> [Written request]: Omit the images, then print each record below exactly as it reads.

> [Entries]:
[Start]

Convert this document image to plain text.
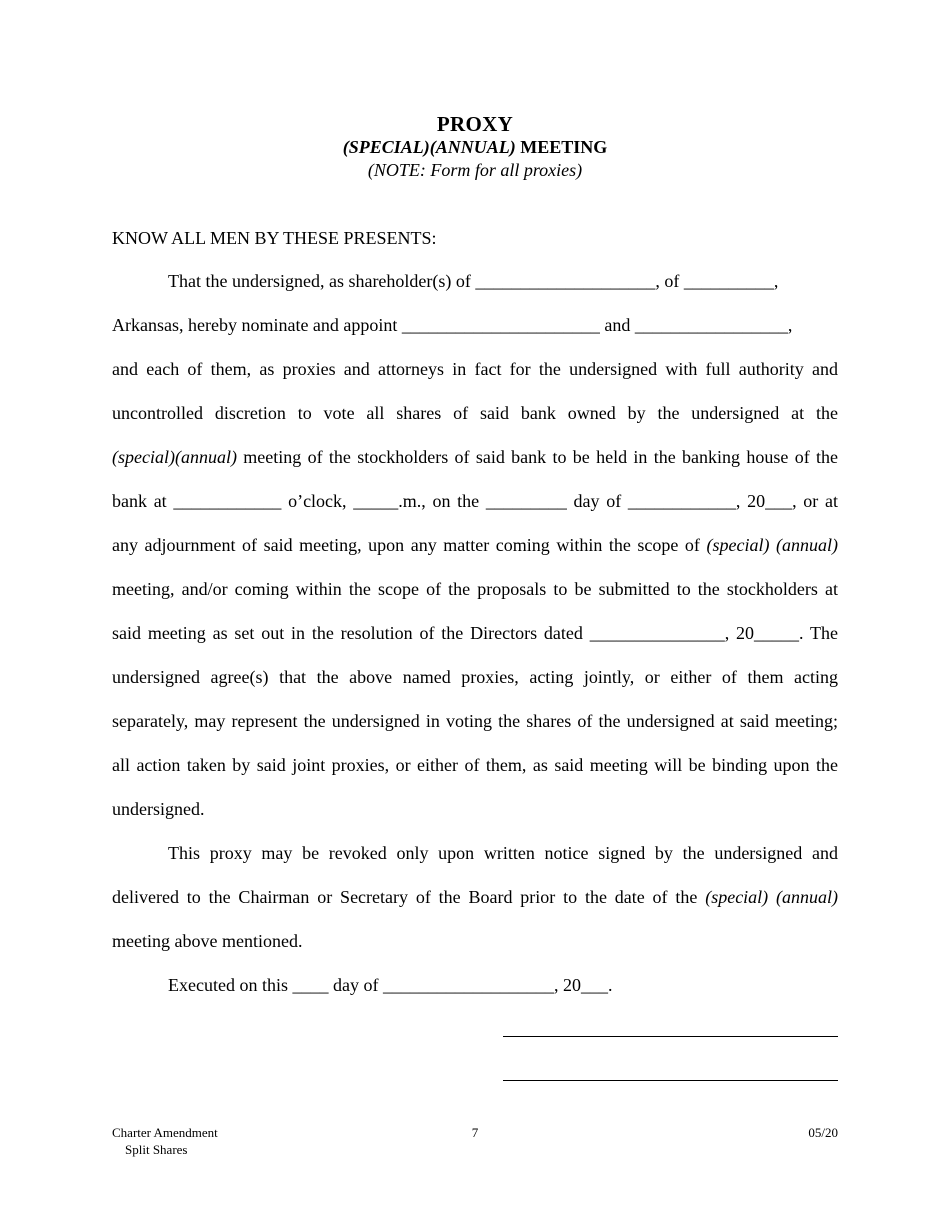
PROXY
(SPECIAL)(ANNUAL) MEETING
(NOTE: Form for all proxies)
KNOW ALL MEN BY THESE PRESENTS:
That the undersigned, as shareholder(s) of ____________________, of __________,
Arkansas, hereby nominate and appoint ______________________ and _________________,
and each of them, as proxies and attorneys in fact for the undersigned with full authority and
uncontrolled discretion to vote all shares of said bank owned by the undersigned at the
(special)(annual) meeting of the stockholders of said bank to be held in the banking house of the
bank at ____________ o’clock, _____.m., on the _________ day of ____________, 20___, or at
any adjournment of said meeting, upon any matter coming within the scope of (special) (annual)
meeting, and/or coming within the scope of the proposals to be submitted to the stockholders at
said meeting as set out in the resolution of the Directors dated _______________, 20_____. The
undersigned agree(s) that the above named proxies, acting jointly, or either of them acting
separately, may represent the undersigned in voting the shares of the undersigned at said meeting;
all action taken by said joint proxies, or either of them, as said meeting will be binding upon the
undersigned.
This proxy may be revoked only upon written notice signed by the undersigned and
delivered to the Chairman or Secretary of the Board prior to the date of the (special) (annual)
meeting above mentioned.
Executed on this ____ day of ___________________, 20___.
Charter Amendment
Split Shares
7	05/20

[End]

> [Result]:
Convert this document image to plain text.
PROXY
(SPECIAL)(ANNUAL) MEETING
(NOTE: Form for all proxies)
KNOW ALL MEN BY THESE PRESENTS:
That the undersigned, as shareholder(s) of ____________________, of __________,
Arkansas, hereby nominate and appoint ______________________ and _________________,
and each of them, as proxies and attorneys in fact for the undersigned with full authority and
uncontrolled discretion to vote all shares of said bank owned by the undersigned at the
(special)(annual) meeting of the stockholders of said bank to be held in the banking house of the
bank at ____________ o’clock, _____.m., on the _________ day of ____________, 20___, or at
any adjournment of said meeting, upon any matter coming within the scope of (special) (annual)
meeting, and/or coming within the scope of the proposals to be submitted to the stockholders at
said meeting as set out in the resolution of the Directors dated _______________, 20_____. The
undersigned agree(s) that the above named proxies, acting jointly, or either of them acting
separately, may represent the undersigned in voting the shares of the undersigned at said meeting;
all action taken by said joint proxies, or either of them, as said meeting will be binding upon the
undersigned.
This proxy may be revoked only upon written notice signed by the undersigned and
delivered to the Chairman or Secretary of the Board prior to the date of the (special) (annual)
meeting above mentioned.
Executed on this ____ day of ___________________, 20___.
Charter Amendment
Split Shares
7	05/20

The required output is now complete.